Instructions to follow
Copy every line of the data in which the word "showing" occurs.

Record excerpts
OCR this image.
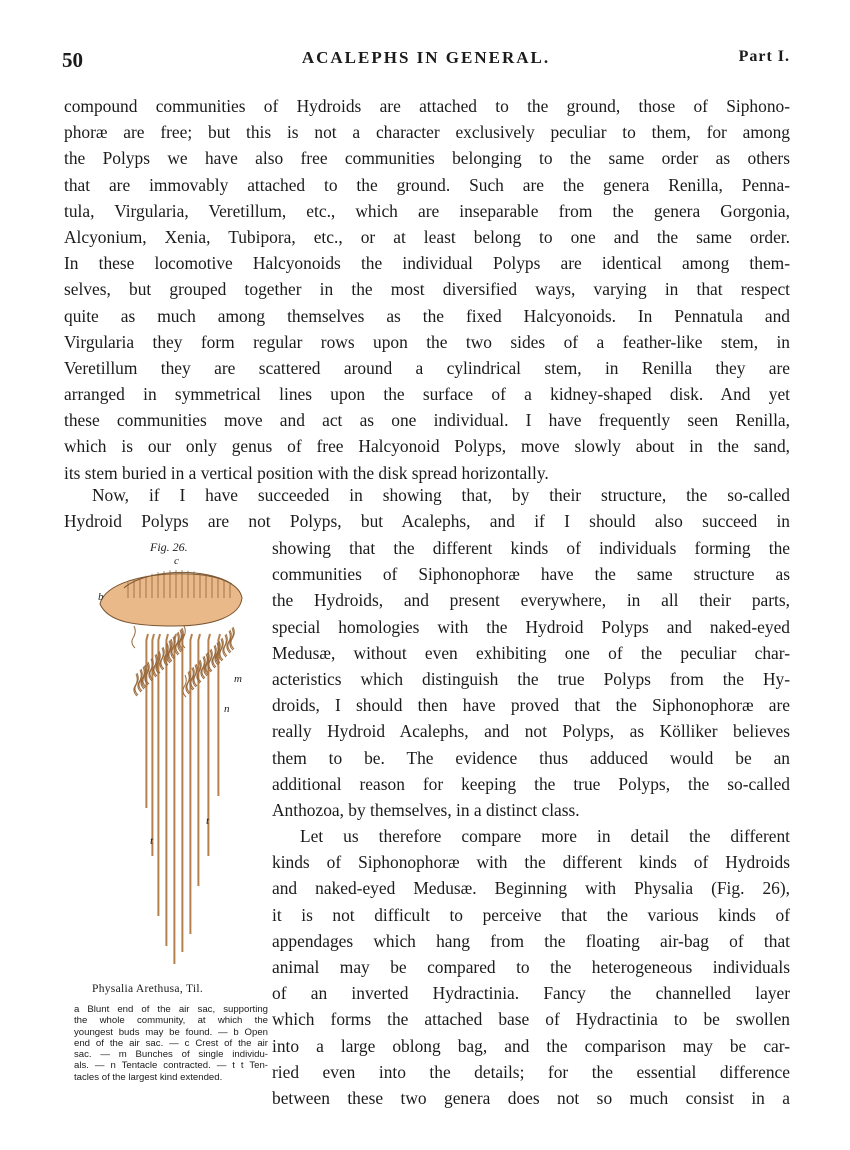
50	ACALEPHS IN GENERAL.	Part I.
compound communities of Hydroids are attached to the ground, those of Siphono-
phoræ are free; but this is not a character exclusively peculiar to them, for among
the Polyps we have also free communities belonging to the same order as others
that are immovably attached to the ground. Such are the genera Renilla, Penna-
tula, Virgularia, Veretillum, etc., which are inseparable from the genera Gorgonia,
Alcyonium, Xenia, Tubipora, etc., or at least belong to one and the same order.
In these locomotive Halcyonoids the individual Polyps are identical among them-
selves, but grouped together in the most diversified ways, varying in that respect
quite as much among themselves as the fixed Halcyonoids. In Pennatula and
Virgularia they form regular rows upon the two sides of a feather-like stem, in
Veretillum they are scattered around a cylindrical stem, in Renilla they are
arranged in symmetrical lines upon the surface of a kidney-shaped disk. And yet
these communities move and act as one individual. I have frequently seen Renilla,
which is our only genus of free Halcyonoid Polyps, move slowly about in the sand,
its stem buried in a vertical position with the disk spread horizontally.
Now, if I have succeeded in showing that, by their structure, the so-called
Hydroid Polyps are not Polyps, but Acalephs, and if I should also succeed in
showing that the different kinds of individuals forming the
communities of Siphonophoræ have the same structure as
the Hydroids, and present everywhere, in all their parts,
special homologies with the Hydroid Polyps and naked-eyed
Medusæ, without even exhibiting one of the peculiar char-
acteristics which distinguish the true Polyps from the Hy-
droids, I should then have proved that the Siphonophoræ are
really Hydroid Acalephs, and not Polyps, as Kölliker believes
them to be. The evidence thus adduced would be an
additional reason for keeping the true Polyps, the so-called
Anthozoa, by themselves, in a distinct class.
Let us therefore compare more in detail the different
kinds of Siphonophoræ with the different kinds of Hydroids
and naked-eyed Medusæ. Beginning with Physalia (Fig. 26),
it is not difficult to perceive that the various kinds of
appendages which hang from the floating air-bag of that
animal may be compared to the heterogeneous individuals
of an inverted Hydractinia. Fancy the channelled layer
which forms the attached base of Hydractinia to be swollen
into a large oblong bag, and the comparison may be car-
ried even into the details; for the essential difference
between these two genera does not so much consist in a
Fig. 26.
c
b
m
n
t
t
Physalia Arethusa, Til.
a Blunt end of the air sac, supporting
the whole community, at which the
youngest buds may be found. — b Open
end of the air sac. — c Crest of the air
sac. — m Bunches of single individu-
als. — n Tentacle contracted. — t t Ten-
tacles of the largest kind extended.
...
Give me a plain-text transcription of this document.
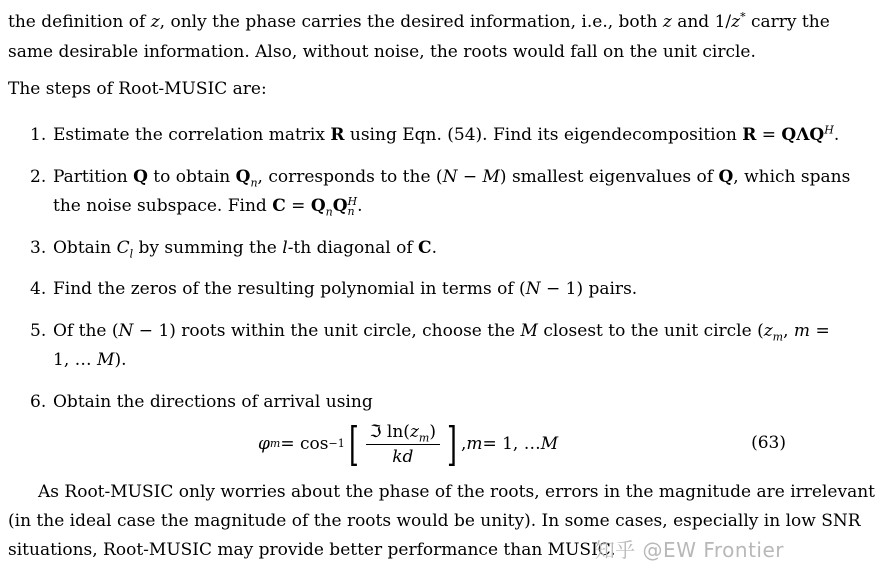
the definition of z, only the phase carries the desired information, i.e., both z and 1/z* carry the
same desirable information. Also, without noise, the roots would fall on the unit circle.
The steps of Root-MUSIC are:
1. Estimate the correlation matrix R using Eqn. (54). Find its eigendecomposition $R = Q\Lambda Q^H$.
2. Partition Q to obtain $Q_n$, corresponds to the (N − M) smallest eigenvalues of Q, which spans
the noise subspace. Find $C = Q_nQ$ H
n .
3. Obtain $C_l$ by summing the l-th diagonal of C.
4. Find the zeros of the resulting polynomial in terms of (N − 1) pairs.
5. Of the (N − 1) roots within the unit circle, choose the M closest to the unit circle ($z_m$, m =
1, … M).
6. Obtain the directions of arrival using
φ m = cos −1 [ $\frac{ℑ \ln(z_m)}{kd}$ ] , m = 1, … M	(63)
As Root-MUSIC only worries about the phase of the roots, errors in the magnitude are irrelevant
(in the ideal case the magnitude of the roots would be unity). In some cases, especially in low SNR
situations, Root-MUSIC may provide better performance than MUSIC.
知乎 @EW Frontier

Solution to the problem
Now, if I have succeeded in showing that, by their structure, the so-called
showing that the different kinds of individuals forming the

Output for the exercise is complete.